* **TRECHO DO TEXTO**
====================

A caçula também faz parte do contingente de crianças que enfrenta problemas alérgicos em Barra Longa. “Ela nunca teve nenhum problema de respiração, nada, nada.”, conta Zé, “depois que essa lama veio ficou com uma tosse chata pra danar. E não para de jeito nenhum, quer dizer, agora, depois da vacina, deu uma melhorada”. Ana Cláudia visitou a Unidade de Pronto Atendimento (UPA) de Barra Longa diversas vezes. Devido à precariedade do sistema público de saúde na cidade, contudo, só existem clínicos gerais disponíveis para atender a população, e nenhum especialista.

O casal teve de levar Ana Cláudia para Ponte Nova, cidade a 30 quilômetros de Barra Longa, para ver um médico particular. Antonio Carlos Pires Maciel, pediatra e alergista, confirmou para a família que a tosse da menina estava diretamente relacionada à poeira da lama, que dificulta a atuação do sistema imunológico das crianças. Depois de algumas viagens a Ponte Nova, Ana Cláudia tomou uma vacina estimulante para imunidade, que atenuou parcialmente sua tosse. A medicação, três gotas abaixo da língua, custou 300 reais.

====================

* **MATERIAL APRESENTADO**

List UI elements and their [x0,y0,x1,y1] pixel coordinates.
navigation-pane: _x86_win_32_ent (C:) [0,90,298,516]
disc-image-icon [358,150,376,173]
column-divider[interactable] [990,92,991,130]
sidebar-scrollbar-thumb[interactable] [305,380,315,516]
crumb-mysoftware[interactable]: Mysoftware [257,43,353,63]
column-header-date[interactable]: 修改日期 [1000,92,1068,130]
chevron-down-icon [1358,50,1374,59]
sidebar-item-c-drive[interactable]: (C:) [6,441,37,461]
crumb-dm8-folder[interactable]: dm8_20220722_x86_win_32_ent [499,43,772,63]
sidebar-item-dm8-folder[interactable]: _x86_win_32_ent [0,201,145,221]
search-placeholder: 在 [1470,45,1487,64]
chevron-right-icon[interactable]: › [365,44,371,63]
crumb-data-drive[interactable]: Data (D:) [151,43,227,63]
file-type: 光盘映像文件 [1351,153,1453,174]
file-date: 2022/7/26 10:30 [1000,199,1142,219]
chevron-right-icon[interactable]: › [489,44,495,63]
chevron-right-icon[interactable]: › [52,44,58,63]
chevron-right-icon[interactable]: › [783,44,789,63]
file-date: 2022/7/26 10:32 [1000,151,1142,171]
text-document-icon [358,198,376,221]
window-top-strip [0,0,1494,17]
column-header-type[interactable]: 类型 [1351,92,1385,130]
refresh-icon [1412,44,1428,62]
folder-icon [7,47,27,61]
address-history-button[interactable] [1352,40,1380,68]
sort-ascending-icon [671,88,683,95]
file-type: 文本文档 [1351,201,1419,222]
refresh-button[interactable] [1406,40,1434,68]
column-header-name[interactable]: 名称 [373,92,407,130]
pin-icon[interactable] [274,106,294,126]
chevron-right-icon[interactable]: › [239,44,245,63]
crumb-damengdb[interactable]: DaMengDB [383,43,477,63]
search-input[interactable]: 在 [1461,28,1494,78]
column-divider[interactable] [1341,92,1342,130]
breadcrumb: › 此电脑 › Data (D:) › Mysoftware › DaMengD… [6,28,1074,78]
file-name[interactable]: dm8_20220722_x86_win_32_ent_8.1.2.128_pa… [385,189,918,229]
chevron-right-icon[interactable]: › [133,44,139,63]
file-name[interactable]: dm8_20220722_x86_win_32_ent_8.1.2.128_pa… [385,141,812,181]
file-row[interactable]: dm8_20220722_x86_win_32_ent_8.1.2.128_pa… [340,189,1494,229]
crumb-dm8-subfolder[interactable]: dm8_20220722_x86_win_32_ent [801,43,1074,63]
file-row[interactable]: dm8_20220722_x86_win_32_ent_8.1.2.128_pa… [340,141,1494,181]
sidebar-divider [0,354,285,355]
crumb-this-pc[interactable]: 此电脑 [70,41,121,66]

====================

* **ORDEM DE TRABALHO 1**
Segundo o trecho sobre a tosse de Ana Cláudia, quanto custou a medicação que ela tomou?
* **ORDEM DE TRABALHO 2**
Dê continuidade ao trecho sobre a tosse de Ana Cláudia em Barra Longa, começando logo após a última frase apresentada.
Não é preciso consultar os dados para realizar o trabalho.

* **ESPAÇO DE RESPOSTA 1**
300 reais.

* **ESPAÇO DE RESPOSTA 2**
“Se juntar tudo que já foi com gasolina pra ir pra Ponte Nova, um monte de remédios que eu comprei aqui em Barra Longa e que não deram em nada…mais essa vacina cara aí, já devo ter gasto mais de R$ 3 mil com minha menina”, relata Zé Eduardo. Quando o casal procurou a Samarco, não houve retorno. “Já fui reclamar com eles lá, no escritório, nas reuniões. Eles falam que já fizeram tudo, que disponibilizaram médicos e ambulância para a Prefeitura. Mas de que adiantam esses médicos? Eles sabem que tem problema de alergia aqui, de tosse, ferida. E não resolvem por que não querem”.

Avesso ao ativismo, Zé Eduardo passou a frequentar as reuniões promovidas pelo Movimento dos Atingidos por Barragens (MAB) com o Ministério Público e a Samarco pela reivindicação dos direitos dos atingidos. À reportagem, o taxista afirma que notou estratégias utilizadas pela mineradora para dividir os moradores, como a criação de atritos entre eles e o tratamento diferente para classes sociais distintas.

“As pessoas mais ricas, os poderosos de Barra Longa, pessoal do centro, eles estão fazendo uma espécie de complô com a Samarco, negociando diretamente com a empresa. E nós, os mais pobres, ficamos com o MAB. Eles ficam fazendo esse joguinho com as pessoas.”

Outros moradores de Barra Longa repetem essa tese. Atingidos de zonas afastadas, povoados e agrupamentos estariam sendo tratados de forma secundária, enquanto os proprietários dos comércios e grandes fazendeiros pressionam a Samarco para um adiantamento das indenizações. Promotores e procuradores do Ministério Público se posicionam constantemente contra esse tipo de acordo, argumentando prejuízos futuros aos atingidos nos processos que podem vir a correr na Justiça.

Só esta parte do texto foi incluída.